§ PROBLEM DETAILS
Copy nothing before the line that contains "Convert this document image to plain text."; from there, transcribe each line exactly through the end of the material, omitting pictures.

[Part of a data file]
══════
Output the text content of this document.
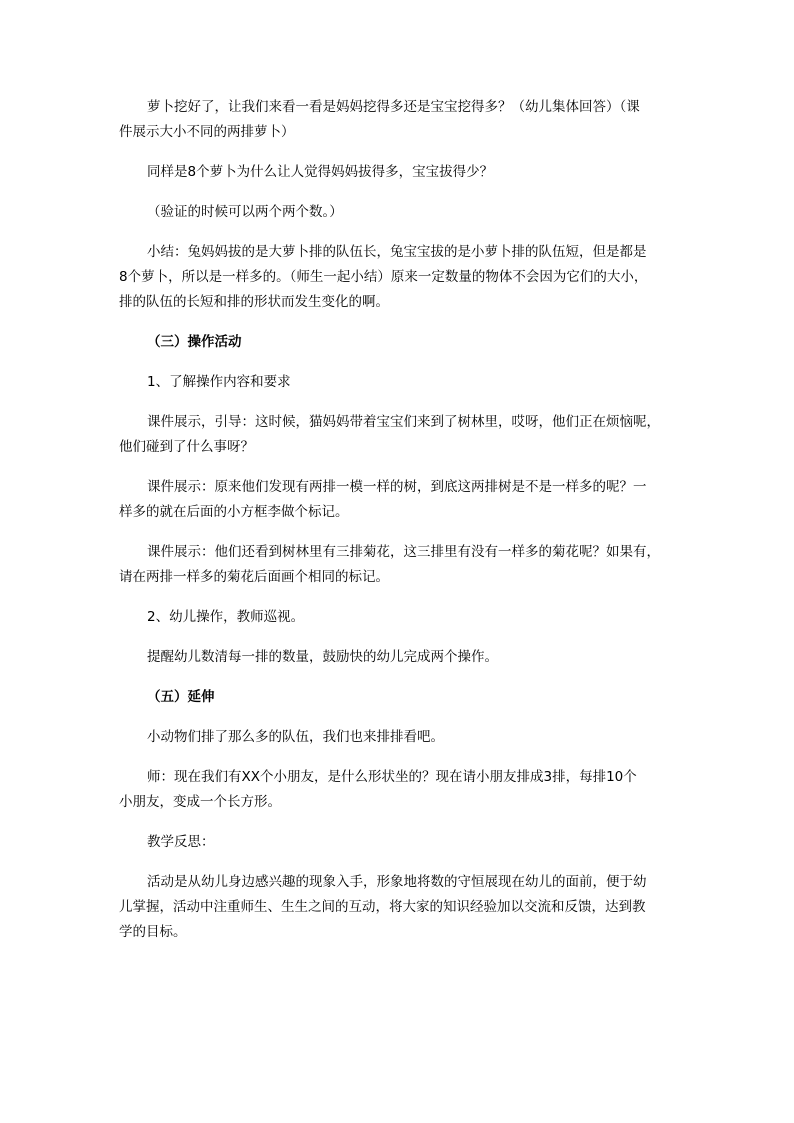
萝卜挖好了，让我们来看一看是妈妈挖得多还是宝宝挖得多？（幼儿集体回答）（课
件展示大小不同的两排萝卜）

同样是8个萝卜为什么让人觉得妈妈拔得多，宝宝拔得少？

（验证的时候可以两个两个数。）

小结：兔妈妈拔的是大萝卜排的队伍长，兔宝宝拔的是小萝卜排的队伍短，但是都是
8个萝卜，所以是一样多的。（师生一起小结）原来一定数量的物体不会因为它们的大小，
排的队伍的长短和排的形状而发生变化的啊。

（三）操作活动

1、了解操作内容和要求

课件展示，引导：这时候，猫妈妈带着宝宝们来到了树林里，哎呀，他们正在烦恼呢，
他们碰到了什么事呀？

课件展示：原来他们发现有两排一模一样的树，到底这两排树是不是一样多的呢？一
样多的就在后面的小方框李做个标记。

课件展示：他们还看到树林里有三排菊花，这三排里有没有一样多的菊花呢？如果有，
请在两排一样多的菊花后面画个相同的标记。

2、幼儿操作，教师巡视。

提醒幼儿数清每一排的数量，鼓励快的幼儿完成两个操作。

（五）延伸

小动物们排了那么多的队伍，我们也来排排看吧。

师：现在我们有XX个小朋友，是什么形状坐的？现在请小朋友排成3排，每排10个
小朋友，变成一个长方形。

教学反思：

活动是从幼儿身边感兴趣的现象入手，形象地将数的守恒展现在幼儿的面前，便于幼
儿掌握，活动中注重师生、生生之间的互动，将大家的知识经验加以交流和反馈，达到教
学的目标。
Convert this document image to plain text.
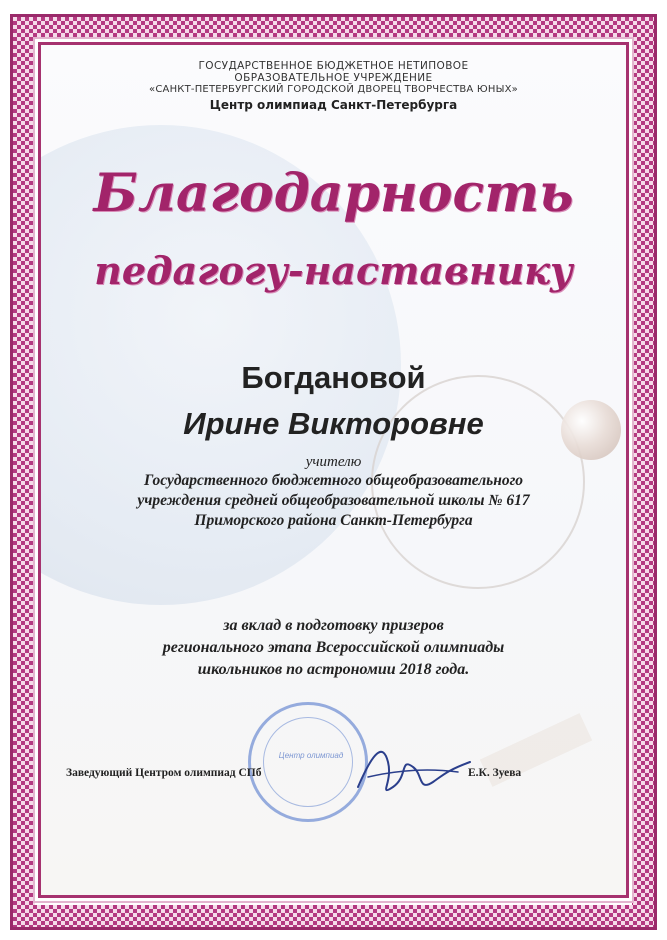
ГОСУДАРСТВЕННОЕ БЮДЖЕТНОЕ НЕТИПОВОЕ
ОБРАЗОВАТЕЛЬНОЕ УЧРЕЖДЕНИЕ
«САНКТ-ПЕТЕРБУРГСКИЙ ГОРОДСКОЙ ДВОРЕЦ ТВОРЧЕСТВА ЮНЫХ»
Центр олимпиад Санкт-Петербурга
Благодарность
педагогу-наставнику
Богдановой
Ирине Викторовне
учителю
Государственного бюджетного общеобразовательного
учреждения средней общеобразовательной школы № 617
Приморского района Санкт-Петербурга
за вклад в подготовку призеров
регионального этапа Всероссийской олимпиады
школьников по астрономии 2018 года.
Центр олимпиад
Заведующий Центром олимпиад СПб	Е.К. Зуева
══════
§ COMPLETE ANSWER
Convert this document image to plain text.
ГОСУДАРСТВЕННОЕ БЮДЖЕТНОЕ НЕТИПОВОЕ
ОБРАЗОВАТЕЛЬНОЕ УЧРЕЖДЕНИЕ
«САНКТ-ПЕТЕРБУРГСКИЙ ГОРОДСКОЙ ДВОРЕЦ ТВОРЧЕСТВА ЮНЫХ»
Центр олимпиад Санкт-Петербурга
Благодарность
педагогу-наставнику
Богдановой
Ирине Викторовне
учителю
Государственного бюджетного общеобразовательного
учреждения средней общеобразовательной школы № 617
Приморского района Санкт-Петербурга
за вклад в подготовку призеров
регионального этапа Всероссийской олимпиады
школьников по астрономии 2018 года.
Центр олимпиад
Заведующий Центром олимпиад СПб	Е.К. Зуева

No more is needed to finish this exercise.